▶ TASK MATERIAL

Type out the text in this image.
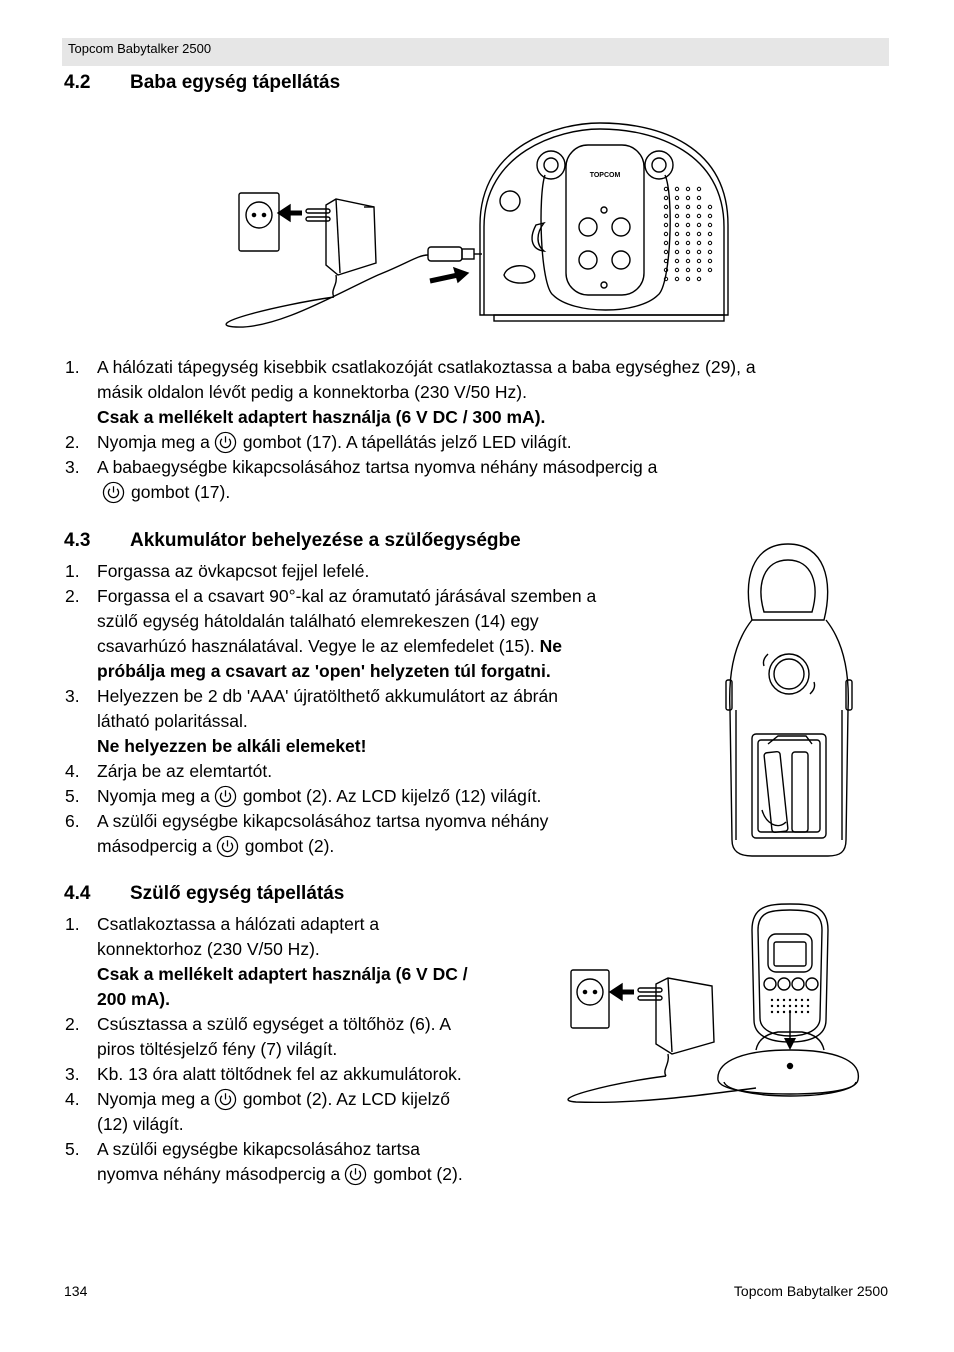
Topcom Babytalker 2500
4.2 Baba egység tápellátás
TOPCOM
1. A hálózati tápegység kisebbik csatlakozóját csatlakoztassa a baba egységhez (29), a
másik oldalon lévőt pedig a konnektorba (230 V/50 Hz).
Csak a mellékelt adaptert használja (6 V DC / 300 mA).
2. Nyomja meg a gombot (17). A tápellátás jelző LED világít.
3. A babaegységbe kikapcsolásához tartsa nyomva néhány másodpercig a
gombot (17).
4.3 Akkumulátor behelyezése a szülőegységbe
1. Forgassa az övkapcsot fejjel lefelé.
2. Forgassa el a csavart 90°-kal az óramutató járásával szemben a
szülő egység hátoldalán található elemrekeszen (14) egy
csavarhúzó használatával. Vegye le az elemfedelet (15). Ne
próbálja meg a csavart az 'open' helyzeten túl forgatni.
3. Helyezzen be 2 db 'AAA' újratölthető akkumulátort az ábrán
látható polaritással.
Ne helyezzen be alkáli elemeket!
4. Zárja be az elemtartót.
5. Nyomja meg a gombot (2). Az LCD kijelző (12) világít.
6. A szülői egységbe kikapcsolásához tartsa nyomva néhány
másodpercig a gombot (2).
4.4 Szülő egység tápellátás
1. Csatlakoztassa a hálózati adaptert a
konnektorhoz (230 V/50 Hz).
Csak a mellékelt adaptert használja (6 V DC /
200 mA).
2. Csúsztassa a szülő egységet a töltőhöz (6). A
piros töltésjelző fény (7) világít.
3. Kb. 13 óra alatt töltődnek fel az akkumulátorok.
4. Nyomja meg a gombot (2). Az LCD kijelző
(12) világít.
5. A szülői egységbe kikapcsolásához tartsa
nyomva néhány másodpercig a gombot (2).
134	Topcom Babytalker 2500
* * *
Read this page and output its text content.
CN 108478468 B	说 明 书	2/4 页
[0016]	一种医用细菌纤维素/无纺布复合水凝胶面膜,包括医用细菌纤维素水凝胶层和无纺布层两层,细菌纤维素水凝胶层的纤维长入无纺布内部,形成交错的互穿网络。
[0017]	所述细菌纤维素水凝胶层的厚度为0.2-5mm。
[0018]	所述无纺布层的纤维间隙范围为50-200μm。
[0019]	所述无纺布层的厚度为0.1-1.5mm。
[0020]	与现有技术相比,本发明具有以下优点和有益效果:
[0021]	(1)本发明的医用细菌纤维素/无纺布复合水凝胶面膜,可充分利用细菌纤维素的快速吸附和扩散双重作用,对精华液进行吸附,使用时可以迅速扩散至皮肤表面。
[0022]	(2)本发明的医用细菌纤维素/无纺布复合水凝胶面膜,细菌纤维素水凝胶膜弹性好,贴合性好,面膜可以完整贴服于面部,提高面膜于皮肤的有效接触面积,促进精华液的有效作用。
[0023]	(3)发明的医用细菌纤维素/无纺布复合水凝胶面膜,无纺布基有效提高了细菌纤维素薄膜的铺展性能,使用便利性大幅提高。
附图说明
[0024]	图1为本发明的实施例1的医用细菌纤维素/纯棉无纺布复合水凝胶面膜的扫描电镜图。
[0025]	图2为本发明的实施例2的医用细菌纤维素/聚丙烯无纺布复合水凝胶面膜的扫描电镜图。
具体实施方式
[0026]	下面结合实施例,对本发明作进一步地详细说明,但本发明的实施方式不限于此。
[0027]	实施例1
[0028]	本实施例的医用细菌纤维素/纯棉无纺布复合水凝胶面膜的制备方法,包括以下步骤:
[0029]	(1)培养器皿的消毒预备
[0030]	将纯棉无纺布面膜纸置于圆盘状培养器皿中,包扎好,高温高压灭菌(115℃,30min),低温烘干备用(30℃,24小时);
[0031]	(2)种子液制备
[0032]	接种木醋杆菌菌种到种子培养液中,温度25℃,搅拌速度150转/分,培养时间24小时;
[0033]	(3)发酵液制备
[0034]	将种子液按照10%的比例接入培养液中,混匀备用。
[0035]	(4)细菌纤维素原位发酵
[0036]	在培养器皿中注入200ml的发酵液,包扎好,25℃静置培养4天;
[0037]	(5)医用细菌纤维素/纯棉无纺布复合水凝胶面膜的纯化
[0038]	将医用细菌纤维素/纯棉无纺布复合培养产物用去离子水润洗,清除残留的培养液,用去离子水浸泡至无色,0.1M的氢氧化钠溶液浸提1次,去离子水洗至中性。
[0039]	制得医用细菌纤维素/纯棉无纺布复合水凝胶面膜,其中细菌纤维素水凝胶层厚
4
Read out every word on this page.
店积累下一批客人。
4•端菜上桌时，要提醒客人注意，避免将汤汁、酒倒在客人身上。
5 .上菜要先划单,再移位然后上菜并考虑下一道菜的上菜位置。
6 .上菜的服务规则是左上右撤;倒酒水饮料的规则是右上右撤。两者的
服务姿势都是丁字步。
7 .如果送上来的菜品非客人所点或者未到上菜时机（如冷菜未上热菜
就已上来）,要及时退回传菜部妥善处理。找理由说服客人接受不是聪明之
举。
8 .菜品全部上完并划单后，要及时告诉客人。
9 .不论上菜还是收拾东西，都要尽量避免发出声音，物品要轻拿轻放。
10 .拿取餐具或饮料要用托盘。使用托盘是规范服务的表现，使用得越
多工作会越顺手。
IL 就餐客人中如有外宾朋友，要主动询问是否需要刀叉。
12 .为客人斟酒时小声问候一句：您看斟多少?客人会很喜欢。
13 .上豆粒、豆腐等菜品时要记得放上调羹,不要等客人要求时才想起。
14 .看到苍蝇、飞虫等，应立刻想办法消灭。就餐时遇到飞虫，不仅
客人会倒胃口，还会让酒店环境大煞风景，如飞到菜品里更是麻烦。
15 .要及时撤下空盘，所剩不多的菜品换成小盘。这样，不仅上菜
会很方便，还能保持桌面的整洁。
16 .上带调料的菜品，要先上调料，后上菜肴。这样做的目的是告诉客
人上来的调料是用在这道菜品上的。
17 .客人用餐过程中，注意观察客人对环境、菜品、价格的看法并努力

▶ WHAT IS EXPECTED
Show all lines from the listing above in which "gombot" appears.

▶ SOLUTION TO THIS PROBLEM
2. Nyomja meg a gombot (17). A tápellátás jelző LED világít.
gombot (17).
5. Nyomja meg a gombot (2). Az LCD kijelző (12) világít.
másodpercig a gombot (2).
4. Nyomja meg a gombot (2). Az LCD kijelző
nyomva néhány másodpercig a gombot (2).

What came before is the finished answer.